**DIRECTIONS FOR THIS TASK**
Under this task are some entries; return every one of them exactly.
──────── INFORMATION SHOWN ────────
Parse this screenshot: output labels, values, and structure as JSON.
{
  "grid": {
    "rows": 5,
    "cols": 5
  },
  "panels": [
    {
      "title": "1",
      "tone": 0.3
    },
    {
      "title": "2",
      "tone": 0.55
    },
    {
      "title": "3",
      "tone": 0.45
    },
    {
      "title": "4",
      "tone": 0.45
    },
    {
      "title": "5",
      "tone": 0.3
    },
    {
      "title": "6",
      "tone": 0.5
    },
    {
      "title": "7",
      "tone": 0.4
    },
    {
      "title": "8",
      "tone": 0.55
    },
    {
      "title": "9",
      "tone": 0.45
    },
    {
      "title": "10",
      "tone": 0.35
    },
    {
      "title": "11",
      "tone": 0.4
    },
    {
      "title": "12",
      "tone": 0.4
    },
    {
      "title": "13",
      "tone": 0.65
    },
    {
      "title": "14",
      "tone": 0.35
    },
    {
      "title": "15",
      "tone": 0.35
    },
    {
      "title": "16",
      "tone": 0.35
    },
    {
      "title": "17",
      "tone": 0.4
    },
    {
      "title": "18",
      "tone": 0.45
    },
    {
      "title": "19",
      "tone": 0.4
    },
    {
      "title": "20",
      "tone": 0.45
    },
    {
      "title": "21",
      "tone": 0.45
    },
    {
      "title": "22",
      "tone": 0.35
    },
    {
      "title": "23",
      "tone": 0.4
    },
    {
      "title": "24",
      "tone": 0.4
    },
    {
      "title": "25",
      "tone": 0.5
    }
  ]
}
────────
**CORRECT RESULT**
Parse this screenshot: output labels, values, and structure as JSON.
{
  "grid": {
    "rows": 5,
    "cols": 5
  },
  "panels": [
    {
      "title": "1",
      "tone": 0.3
    },
    {
      "title": "2",
      "tone": 0.55
    },
    {
      "title": "3",
      "tone": 0.45
    },
    {
      "title": "4",
      "tone": 0.45
    },
    {
      "title": "5",
      "tone": 0.3
    },
    {
      "title": "6",
      "tone": 0.5
    },
    {
      "title": "7",
      "tone": 0.4
    },
    {
      "title": "8",
      "tone": 0.55
    },
    {
      "title": "9",
      "tone": 0.45
    },
    {
      "title": "10",
      "tone": 0.35
    },
    {
      "title": "11",
      "tone": 0.4
    },
    {
      "title": "12",
      "tone": 0.4
    },
    {
      "title": "13",
      "tone": 0.65
    },
    {
      "title": "14",
      "tone": 0.35
    },
    {
      "title": "15",
      "tone": 0.35
    },
    {
      "title": "16",
      "tone": 0.35
    },
    {
      "title": "17",
      "tone": 0.4
    },
    {
      "title": "18",
      "tone": 0.45
    },
    {
      "title": "19",
      "tone": 0.4
    },
    {
      "title": "20",
      "tone": 0.45
    },
    {
      "title": "21",
      "tone": 0.45
    },
    {
      "title": "22",
      "tone": 0.35
    },
    {
      "title": "23",
      "tone": 0.4
    },
    {
      "title": "24",
      "tone": 0.4
    },
    {
      "title": "25",
      "tone": 0.5
    }
  ]
}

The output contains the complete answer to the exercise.